***** Record extracts

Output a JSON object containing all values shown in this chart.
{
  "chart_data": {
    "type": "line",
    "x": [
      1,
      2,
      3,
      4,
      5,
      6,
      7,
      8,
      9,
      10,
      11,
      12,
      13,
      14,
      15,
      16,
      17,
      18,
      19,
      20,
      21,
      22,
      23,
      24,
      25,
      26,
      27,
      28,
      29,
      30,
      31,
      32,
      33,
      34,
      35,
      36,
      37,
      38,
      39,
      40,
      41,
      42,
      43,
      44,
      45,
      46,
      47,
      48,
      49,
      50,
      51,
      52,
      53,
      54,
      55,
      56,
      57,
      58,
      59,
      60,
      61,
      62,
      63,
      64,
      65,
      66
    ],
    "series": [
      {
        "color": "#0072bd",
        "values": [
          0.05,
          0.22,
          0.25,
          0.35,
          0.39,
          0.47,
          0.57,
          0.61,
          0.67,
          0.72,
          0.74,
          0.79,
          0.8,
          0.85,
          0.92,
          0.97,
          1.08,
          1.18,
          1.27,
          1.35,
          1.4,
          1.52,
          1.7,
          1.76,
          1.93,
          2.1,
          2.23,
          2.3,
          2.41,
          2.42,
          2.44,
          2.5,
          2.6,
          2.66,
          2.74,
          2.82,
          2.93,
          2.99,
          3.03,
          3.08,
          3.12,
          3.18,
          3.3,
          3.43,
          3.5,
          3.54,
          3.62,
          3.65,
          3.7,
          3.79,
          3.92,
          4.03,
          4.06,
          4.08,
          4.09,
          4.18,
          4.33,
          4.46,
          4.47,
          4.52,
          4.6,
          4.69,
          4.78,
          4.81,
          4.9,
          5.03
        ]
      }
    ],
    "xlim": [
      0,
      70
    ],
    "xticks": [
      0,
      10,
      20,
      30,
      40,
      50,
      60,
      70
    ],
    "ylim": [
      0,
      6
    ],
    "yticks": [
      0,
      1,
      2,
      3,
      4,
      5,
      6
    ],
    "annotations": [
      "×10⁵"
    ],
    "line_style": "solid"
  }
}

**********

* _Short task_:
What is the number of lines above that contain the string "values"? Answer with the number alone.

* _Output for this exercise_:
2